What you need to do =
Restate the full set of records exactly, word for word.

Excerpted records =
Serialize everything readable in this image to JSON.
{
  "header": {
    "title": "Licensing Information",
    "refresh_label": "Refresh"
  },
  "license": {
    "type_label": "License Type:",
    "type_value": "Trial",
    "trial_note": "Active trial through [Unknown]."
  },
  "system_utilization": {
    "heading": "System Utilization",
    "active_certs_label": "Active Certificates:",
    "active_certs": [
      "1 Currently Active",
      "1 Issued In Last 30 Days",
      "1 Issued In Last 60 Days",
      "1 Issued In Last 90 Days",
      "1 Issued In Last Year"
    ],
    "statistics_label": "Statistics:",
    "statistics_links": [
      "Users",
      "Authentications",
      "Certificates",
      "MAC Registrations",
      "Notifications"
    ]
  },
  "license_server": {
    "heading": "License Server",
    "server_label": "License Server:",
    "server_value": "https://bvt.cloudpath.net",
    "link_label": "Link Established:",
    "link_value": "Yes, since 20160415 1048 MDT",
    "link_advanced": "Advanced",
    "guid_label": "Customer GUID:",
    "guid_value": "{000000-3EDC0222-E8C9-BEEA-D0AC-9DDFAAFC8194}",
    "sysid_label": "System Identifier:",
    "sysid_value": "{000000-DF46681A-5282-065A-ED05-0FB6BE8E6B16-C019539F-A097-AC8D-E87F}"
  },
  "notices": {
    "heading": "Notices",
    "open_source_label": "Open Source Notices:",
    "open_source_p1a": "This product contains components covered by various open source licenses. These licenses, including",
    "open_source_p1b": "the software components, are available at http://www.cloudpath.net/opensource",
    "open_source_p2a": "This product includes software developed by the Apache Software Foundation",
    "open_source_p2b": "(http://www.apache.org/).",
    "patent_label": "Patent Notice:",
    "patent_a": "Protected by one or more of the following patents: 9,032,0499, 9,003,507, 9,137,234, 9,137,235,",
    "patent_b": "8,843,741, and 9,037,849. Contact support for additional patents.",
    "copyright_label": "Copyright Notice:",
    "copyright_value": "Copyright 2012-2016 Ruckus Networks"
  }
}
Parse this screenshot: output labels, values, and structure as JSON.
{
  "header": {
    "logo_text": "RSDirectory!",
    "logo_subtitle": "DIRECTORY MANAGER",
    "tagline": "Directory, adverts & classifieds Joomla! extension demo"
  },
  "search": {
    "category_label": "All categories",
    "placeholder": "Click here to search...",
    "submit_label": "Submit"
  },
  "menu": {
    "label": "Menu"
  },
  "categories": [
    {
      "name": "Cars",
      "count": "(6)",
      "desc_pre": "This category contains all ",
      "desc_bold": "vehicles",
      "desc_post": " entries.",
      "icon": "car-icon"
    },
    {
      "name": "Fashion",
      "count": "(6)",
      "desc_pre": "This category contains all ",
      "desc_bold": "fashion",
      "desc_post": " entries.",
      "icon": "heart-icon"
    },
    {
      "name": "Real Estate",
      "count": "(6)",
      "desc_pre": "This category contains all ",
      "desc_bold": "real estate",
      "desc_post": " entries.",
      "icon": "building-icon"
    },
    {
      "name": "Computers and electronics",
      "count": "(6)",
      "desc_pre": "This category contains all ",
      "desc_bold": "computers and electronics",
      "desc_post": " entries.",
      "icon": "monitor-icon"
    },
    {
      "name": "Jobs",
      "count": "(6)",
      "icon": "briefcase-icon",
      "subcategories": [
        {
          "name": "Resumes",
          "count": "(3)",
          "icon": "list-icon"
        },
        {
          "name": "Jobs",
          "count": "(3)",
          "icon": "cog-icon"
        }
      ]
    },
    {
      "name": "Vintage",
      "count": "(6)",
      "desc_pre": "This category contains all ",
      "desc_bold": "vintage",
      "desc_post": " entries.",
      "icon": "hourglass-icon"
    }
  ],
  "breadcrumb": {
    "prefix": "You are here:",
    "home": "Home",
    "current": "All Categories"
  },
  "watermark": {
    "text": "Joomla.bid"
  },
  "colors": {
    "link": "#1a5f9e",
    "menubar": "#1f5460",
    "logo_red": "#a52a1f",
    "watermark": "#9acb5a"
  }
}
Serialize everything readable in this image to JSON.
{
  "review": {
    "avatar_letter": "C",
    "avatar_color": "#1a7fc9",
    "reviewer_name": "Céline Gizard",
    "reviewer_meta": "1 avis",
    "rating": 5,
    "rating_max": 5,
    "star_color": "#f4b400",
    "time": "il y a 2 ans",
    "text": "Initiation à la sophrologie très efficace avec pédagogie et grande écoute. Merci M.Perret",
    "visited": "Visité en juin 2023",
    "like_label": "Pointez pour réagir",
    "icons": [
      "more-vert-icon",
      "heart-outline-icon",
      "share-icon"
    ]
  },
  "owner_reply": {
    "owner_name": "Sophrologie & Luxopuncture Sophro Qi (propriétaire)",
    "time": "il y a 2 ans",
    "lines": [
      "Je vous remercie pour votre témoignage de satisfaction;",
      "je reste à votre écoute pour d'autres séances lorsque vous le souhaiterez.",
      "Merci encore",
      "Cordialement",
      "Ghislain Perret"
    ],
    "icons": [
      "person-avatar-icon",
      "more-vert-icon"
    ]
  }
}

Result below =
Serialize everything readable in this image to JSON.
{
  "header": {
    "title": "Licensing Information",
    "refresh_label": "Refresh"
  },
  "license": {
    "type_label": "License Type:",
    "type_value": "Trial",
    "trial_note": "Active trial through [Unknown]."
  },
  "system_utilization": {
    "heading": "System Utilization",
    "active_certs_label": "Active Certificates:",
    "active_certs": [
      "1 Currently Active",
      "1 Issued In Last 30 Days",
      "1 Issued In Last 60 Days",
      "1 Issued In Last 90 Days",
      "1 Issued In Last Year"
    ],
    "statistics_label": "Statistics:",
    "statistics_links": [
      "Users",
      "Authentications",
      "Certificates",
      "MAC Registrations",
      "Notifications"
    ]
  },
  "license_server": {
    "heading": "License Server",
    "server_label": "License Server:",
    "server_value": "https://bvt.cloudpath.net",
    "link_label": "Link Established:",
    "link_value": "Yes, since 20160415 1048 MDT",
    "link_advanced": "Advanced",
    "guid_label": "Customer GUID:",
    "guid_value": "{000000-3EDC0222-E8C9-BEEA-D0AC-9DDFAAFC8194}",
    "sysid_label": "System Identifier:",
    "sysid_value": "{000000-DF46681A-5282-065A-ED05-0FB6BE8E6B16-C019539F-A097-AC8D-E87F}"
  },
  "notices": {
    "heading": "Notices",
    "open_source_label": "Open Source Notices:",
    "open_source_p1a": "This product contains components covered by various open source licenses. These licenses, including",
    "open_source_p1b": "the software components, are available at http://www.cloudpath.net/opensource",
    "open_source_p2a": "This product includes software developed by the Apache Software Foundation",
    "open_source_p2b": "(http://www.apache.org/).",
    "patent_label": "Patent Notice:",
    "patent_a": "Protected by one or more of the following patents: 9,032,0499, 9,003,507, 9,137,234, 9,137,235,",
    "patent_b": "8,843,741, and 9,037,849. Contact support for additional patents.",
    "copyright_label": "Copyright Notice:",
    "copyright_value": "Copyright 2012-2016 Ruckus Networks"
  }
}
Parse this screenshot: output labels, values, and structure as JSON.
{
  "header": {
    "logo_text": "RSDirectory!",
    "logo_subtitle": "DIRECTORY MANAGER",
    "tagline": "Directory, adverts & classifieds Joomla! extension demo"
  },
  "search": {
    "category_label": "All categories",
    "placeholder": "Click here to search...",
    "submit_label": "Submit"
  },
  "menu": {
    "label": "Menu"
  },
  "categories": [
    {
      "name": "Cars",
      "count": "(6)",
      "desc_pre": "This category contains all ",
      "desc_bold": "vehicles",
      "desc_post": " entries.",
      "icon": "car-icon"
    },
    {
      "name": "Fashion",
      "count": "(6)",
      "desc_pre": "This category contains all ",
      "desc_bold": "fashion",
      "desc_post": " entries.",
      "icon": "heart-icon"
    },
    {
      "name": "Real Estate",
      "count": "(6)",
      "desc_pre": "This category contains all ",
      "desc_bold": "real estate",
      "desc_post": " entries.",
      "icon": "building-icon"
    },
    {
      "name": "Computers and electronics",
      "count": "(6)",
      "desc_pre": "This category contains all ",
      "desc_bold": "computers and electronics",
      "desc_post": " entries.",
      "icon": "monitor-icon"
    },
    {
      "name": "Jobs",
      "count": "(6)",
      "icon": "briefcase-icon",
      "subcategories": [
        {
          "name": "Resumes",
          "count": "(3)",
          "icon": "list-icon"
        },
        {
          "name": "Jobs",
          "count": "(3)",
          "icon": "cog-icon"
        }
      ]
    },
    {
      "name": "Vintage",
      "count": "(6)",
      "desc_pre": "This category contains all ",
      "desc_bold": "vintage",
      "desc_post": " entries.",
      "icon": "hourglass-icon"
    }
  ],
  "breadcrumb": {
    "prefix": "You are here:",
    "home": "Home",
    "current": "All Categories"
  },
  "watermark": {
    "text": "Joomla.bid"
  },
  "colors": {
    "link": "#1a5f9e",
    "menubar": "#1f5460",
    "logo_red": "#a52a1f",
    "watermark": "#9acb5a"
  }
}
Serialize everything readable in this image to JSON.
{
  "review": {
    "avatar_letter": "C",
    "avatar_color": "#1a7fc9",
    "reviewer_name": "Céline Gizard",
    "reviewer_meta": "1 avis",
    "rating": 5,
    "rating_max": 5,
    "star_color": "#f4b400",
    "time": "il y a 2 ans",
    "text": "Initiation à la sophrologie très efficace avec pédagogie et grande écoute. Merci M.Perret",
    "visited": "Visité en juin 2023",
    "like_label": "Pointez pour réagir",
    "icons": [
      "more-vert-icon",
      "heart-outline-icon",
      "share-icon"
    ]
  },
  "owner_reply": {
    "owner_name": "Sophrologie & Luxopuncture Sophro Qi (propriétaire)",
    "time": "il y a 2 ans",
    "lines": [
      "Je vous remercie pour votre témoignage de satisfaction;",
      "je reste à votre écoute pour d'autres séances lorsque vous le souhaiterez.",
      "Merci encore",
      "Cordialement",
      "Ghislain Perret"
    ],
    "icons": [
      "person-avatar-icon",
      "more-vert-icon"
    ]
  }
}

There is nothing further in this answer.